Using the data beneath, show every line that includes the word "transaxle".

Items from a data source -
· · · · ·
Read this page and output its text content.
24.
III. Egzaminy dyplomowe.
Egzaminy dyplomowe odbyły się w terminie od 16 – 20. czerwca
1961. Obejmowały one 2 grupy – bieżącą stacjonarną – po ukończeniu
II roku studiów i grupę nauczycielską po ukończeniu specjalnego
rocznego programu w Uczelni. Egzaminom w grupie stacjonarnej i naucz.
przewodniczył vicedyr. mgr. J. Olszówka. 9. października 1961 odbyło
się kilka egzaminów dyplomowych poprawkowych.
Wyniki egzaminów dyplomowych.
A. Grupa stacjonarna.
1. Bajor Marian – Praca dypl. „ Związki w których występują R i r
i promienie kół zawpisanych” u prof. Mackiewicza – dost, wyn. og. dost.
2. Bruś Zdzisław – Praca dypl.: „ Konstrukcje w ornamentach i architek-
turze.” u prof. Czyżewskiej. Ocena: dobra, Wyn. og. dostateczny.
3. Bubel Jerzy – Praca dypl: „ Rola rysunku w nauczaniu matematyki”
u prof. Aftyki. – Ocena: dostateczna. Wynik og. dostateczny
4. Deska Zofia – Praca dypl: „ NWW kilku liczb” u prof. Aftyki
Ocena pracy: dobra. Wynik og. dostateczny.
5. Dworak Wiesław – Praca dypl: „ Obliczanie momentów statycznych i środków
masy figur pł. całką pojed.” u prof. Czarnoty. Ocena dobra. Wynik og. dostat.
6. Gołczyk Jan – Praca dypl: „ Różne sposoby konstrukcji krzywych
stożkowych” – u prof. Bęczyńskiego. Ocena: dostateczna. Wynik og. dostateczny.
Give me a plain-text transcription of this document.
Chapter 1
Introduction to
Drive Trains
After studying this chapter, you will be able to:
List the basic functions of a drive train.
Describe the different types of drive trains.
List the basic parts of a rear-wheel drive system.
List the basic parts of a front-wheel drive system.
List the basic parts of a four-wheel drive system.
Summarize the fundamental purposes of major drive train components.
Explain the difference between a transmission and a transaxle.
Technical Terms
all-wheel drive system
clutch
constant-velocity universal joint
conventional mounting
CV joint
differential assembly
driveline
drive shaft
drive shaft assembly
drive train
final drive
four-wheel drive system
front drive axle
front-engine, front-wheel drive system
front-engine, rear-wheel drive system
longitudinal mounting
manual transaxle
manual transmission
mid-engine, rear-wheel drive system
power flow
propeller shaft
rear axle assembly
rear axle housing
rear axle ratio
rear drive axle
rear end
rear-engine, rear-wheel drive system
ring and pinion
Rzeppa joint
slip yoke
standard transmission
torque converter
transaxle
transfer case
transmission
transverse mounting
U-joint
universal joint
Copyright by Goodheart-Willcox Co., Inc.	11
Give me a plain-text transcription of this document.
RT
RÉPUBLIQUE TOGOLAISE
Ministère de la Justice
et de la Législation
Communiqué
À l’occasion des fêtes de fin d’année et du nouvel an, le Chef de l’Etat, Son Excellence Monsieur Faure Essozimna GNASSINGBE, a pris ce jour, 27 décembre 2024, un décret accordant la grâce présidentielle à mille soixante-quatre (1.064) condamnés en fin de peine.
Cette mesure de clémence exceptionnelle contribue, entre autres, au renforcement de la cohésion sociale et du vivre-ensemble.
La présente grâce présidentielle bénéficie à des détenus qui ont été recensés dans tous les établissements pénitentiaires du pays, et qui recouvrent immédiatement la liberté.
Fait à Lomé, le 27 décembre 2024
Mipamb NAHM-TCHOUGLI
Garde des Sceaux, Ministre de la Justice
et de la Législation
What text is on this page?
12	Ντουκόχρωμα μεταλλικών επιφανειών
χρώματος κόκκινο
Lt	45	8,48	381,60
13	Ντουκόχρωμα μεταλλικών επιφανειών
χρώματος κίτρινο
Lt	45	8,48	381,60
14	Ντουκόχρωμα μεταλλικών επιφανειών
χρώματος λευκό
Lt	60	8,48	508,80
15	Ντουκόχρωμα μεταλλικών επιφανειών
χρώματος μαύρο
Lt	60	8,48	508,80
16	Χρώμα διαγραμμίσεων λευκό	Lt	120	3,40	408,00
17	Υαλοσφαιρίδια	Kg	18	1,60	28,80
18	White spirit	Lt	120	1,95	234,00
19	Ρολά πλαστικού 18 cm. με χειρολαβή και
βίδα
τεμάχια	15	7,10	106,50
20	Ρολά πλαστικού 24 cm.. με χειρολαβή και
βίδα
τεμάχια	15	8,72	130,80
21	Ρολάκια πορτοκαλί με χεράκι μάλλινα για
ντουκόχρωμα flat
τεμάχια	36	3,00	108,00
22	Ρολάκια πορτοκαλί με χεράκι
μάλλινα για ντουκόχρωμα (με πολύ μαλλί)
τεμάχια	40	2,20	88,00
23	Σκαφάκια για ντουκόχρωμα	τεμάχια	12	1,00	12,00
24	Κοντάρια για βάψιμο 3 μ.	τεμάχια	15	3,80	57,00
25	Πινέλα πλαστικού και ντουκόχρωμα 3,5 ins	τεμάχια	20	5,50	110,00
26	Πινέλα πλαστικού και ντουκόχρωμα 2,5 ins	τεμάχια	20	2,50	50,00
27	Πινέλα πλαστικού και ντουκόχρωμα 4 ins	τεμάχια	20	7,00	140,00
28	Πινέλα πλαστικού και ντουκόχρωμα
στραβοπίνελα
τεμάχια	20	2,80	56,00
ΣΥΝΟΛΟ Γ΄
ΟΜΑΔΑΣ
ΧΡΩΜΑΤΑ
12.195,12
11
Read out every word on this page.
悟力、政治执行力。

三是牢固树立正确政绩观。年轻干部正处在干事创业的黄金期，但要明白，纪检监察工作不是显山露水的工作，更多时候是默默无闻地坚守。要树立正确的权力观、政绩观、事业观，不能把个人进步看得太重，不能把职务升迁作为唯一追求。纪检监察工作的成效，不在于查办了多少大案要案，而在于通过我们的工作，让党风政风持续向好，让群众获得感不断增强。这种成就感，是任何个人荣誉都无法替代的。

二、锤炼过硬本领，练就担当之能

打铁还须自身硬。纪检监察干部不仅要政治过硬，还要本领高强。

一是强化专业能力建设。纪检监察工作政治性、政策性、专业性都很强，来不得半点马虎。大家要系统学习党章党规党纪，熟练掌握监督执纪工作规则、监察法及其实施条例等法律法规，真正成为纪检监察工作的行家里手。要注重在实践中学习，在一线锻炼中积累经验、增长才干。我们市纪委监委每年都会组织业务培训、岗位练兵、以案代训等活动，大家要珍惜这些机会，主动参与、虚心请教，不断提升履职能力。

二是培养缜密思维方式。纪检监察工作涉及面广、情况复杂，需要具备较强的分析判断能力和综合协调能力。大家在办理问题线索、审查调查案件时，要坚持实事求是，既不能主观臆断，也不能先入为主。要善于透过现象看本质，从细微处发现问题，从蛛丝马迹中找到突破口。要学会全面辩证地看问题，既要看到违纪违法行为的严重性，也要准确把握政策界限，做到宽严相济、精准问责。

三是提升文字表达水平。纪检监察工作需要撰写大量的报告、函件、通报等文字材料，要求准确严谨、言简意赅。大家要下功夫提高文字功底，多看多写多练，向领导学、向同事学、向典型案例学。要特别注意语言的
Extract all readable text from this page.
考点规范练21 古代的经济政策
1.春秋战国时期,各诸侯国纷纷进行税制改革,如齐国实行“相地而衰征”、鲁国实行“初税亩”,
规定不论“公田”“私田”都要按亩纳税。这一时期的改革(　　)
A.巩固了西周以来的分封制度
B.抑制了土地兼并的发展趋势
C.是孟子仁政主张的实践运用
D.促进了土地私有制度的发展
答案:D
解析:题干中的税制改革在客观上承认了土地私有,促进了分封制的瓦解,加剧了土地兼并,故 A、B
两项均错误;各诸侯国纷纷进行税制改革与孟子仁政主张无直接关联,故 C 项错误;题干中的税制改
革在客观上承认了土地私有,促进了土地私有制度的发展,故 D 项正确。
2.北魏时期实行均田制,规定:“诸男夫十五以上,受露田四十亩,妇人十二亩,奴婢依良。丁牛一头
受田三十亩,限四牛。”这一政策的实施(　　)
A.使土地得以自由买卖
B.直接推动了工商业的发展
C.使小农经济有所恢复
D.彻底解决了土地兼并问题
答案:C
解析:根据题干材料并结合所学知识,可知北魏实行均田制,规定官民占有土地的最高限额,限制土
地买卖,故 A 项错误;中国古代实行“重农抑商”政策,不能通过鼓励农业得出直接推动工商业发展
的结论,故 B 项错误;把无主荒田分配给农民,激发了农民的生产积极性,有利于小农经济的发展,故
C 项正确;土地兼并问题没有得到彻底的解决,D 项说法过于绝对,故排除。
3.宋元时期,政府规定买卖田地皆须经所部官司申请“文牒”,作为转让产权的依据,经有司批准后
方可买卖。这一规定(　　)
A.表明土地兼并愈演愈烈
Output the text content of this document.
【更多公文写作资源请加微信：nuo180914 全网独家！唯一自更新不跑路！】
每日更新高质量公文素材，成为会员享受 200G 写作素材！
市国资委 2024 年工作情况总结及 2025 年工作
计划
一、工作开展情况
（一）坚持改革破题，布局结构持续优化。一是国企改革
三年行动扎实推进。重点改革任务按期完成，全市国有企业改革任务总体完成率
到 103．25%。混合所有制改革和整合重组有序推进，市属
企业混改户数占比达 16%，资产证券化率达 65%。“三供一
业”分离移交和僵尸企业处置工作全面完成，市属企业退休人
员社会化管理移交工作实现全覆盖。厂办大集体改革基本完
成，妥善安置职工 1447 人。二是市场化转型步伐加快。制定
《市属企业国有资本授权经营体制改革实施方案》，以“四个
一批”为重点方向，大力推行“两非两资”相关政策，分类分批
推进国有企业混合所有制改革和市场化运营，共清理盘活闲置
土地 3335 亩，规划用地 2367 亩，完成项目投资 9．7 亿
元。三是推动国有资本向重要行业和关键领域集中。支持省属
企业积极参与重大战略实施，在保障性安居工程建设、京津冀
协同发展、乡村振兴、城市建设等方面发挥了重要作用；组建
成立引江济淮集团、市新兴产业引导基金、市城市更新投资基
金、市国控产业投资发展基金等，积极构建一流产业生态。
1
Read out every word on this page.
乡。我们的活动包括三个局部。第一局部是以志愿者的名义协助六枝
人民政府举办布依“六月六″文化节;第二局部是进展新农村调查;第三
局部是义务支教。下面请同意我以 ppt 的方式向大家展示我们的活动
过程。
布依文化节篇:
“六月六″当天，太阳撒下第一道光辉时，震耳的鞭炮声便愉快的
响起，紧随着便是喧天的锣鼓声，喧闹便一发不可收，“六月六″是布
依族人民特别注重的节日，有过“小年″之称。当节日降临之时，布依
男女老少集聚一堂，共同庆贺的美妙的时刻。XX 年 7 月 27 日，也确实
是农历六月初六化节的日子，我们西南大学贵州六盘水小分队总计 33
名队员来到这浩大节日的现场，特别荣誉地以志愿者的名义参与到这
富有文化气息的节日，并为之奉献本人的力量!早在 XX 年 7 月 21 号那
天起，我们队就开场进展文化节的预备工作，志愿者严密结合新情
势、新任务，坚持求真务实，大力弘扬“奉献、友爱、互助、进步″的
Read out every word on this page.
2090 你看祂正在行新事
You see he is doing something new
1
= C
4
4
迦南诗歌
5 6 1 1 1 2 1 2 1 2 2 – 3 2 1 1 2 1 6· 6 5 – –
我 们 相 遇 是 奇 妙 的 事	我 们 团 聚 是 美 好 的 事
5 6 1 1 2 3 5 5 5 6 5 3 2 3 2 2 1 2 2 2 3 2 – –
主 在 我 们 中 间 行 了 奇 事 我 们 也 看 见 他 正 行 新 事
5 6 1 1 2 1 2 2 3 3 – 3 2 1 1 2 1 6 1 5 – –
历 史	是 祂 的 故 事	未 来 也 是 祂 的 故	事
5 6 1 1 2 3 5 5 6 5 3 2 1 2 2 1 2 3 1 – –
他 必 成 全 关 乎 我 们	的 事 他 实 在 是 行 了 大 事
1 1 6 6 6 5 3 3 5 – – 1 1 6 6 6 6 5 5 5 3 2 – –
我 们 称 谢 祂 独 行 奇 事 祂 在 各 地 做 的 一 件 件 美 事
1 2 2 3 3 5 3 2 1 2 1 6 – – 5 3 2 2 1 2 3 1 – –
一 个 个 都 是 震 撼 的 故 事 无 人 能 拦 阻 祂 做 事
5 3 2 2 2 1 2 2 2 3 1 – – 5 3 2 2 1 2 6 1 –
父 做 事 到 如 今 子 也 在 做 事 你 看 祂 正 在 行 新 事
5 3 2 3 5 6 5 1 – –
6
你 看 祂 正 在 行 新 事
· · · · ·
TASK RESPONSE -
Explain the difference between a transmission and a transaxle.
manual transaxle
transaxle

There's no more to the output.